**DATA LISTING:**
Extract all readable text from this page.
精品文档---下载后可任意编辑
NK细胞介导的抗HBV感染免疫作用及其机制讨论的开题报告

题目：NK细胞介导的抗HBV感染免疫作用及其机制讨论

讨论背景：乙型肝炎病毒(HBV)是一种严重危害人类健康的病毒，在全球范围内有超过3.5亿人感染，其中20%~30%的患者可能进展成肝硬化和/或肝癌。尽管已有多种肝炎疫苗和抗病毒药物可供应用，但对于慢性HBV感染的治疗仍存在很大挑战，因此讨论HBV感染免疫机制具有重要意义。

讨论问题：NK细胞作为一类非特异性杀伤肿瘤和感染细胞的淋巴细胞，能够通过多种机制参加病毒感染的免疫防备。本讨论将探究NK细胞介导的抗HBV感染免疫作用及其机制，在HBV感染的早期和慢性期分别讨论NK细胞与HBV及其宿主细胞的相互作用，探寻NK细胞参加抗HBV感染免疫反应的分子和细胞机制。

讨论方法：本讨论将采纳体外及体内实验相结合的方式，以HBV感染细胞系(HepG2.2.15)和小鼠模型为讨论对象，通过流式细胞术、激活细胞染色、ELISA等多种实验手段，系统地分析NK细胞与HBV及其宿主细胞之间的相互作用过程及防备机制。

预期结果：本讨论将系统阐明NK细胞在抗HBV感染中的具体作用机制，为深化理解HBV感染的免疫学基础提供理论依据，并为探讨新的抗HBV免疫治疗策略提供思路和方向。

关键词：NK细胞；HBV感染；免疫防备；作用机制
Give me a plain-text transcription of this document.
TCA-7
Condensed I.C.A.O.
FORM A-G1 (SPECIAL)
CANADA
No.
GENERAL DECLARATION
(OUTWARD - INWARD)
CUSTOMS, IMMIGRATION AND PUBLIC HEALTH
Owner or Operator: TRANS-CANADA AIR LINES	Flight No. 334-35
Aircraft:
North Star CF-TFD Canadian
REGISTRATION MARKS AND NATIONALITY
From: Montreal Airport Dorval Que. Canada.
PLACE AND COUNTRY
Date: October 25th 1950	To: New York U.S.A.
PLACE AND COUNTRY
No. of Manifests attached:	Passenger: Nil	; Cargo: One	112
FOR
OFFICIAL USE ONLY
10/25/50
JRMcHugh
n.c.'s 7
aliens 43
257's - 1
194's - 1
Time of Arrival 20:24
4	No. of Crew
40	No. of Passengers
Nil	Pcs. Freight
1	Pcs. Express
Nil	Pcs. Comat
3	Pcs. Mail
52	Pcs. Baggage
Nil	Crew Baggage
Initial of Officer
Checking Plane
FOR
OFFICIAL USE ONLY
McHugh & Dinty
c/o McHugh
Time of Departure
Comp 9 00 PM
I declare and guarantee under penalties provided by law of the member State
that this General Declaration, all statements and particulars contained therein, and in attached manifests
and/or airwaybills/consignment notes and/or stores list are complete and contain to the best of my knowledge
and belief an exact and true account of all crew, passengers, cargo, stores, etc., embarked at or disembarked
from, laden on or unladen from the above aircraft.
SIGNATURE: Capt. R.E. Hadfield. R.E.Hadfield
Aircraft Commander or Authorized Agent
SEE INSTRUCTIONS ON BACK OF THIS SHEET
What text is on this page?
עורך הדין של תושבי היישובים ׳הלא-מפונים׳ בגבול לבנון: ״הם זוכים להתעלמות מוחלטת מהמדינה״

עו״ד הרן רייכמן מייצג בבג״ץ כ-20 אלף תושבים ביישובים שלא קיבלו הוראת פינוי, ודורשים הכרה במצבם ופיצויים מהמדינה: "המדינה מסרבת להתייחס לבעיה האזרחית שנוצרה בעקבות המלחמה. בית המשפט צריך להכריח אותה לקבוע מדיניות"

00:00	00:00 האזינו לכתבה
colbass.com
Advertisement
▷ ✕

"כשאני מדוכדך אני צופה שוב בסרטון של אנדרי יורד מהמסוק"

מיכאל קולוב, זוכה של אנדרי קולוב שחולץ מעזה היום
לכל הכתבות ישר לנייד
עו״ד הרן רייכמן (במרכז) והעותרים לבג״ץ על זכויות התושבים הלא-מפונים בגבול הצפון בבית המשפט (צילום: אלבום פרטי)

**TASK TO COMPLETE:**
Exactly reproduce every line of the records.

**WRITTEN ANSWER:**
Extract all readable text from this page.
精品文档---下载后可任意编辑
NK细胞介导的抗HBV感染免疫作用及其机制讨论的开题报告

题目：NK细胞介导的抗HBV感染免疫作用及其机制讨论

讨论背景：乙型肝炎病毒(HBV)是一种严重危害人类健康的病毒，在全球范围内有超过3.5亿人感染，其中20%~30%的患者可能进展成肝硬化和/或肝癌。尽管已有多种肝炎疫苗和抗病毒药物可供应用，但对于慢性HBV感染的治疗仍存在很大挑战，因此讨论HBV感染免疫机制具有重要意义。

讨论问题：NK细胞作为一类非特异性杀伤肿瘤和感染细胞的淋巴细胞，能够通过多种机制参加病毒感染的免疫防备。本讨论将探究NK细胞介导的抗HBV感染免疫作用及其机制，在HBV感染的早期和慢性期分别讨论NK细胞与HBV及其宿主细胞的相互作用，探寻NK细胞参加抗HBV感染免疫反应的分子和细胞机制。

讨论方法：本讨论将采纳体外及体内实验相结合的方式，以HBV感染细胞系(HepG2.2.15)和小鼠模型为讨论对象，通过流式细胞术、激活细胞染色、ELISA等多种实验手段，系统地分析NK细胞与HBV及其宿主细胞之间的相互作用过程及防备机制。

预期结果：本讨论将系统阐明NK细胞在抗HBV感染中的具体作用机制，为深化理解HBV感染的免疫学基础提供理论依据，并为探讨新的抗HBV免疫治疗策略提供思路和方向。

关键词：NK细胞；HBV感染；免疫防备；作用机制
Give me a plain-text transcription of this document.
TCA-7
Condensed I.C.A.O.
FORM A-G1 (SPECIAL)
CANADA
No.
GENERAL DECLARATION
(OUTWARD - INWARD)
CUSTOMS, IMMIGRATION AND PUBLIC HEALTH
Owner or Operator: TRANS-CANADA AIR LINES	Flight No. 334-35
Aircraft:
North Star CF-TFD Canadian
REGISTRATION MARKS AND NATIONALITY
From: Montreal Airport Dorval Que. Canada.
PLACE AND COUNTRY
Date: October 25th 1950	To: New York U.S.A.
PLACE AND COUNTRY
No. of Manifests attached:	Passenger: Nil	; Cargo: One	112
FOR
OFFICIAL USE ONLY
10/25/50
JRMcHugh
n.c.'s 7
aliens 43
257's - 1
194's - 1
Time of Arrival 20:24
4	No. of Crew
40	No. of Passengers
Nil	Pcs. Freight
1	Pcs. Express
Nil	Pcs. Comat
3	Pcs. Mail
52	Pcs. Baggage
Nil	Crew Baggage
Initial of Officer
Checking Plane
FOR
OFFICIAL USE ONLY
McHugh & Dinty
c/o McHugh
Time of Departure
Comp 9 00 PM
I declare and guarantee under penalties provided by law of the member State
that this General Declaration, all statements and particulars contained therein, and in attached manifests
and/or airwaybills/consignment notes and/or stores list are complete and contain to the best of my knowledge
and belief an exact and true account of all crew, passengers, cargo, stores, etc., embarked at or disembarked
from, laden on or unladen from the above aircraft.
SIGNATURE: Capt. R.E. Hadfield. R.E.Hadfield
Aircraft Commander or Authorized Agent
SEE INSTRUCTIONS ON BACK OF THIS SHEET
What text is on this page?
עורך הדין של תושבי היישובים ׳הלא-מפונים׳ בגבול לבנון: ״הם זוכים להתעלמות מוחלטת מהמדינה״

עו״ד הרן רייכמן מייצג בבג״ץ כ-20 אלף תושבים ביישובים שלא קיבלו הוראת פינוי, ודורשים הכרה במצבם ופיצויים מהמדינה: "המדינה מסרבת להתייחס לבעיה האזרחית שנוצרה בעקבות המלחמה. בית המשפט צריך להכריח אותה לקבוע מדיניות"

00:00	00:00 האזינו לכתבה
colbass.com
Advertisement
▷ ✕

"כשאני מדוכדך אני צופה שוב בסרטון של אנדרי יורד מהמסוק"

מיכאל קולוב, זוכה של אנדרי קולוב שחולץ מעזה היום
לכל הכתבות ישר לנייד
עו״ד הרן רייכמן (במרכז) והעותרים לבג״ץ על זכויות התושבים הלא-מפונים בגבול הצפון בבית המשפט (צילום: אלבום פרטי)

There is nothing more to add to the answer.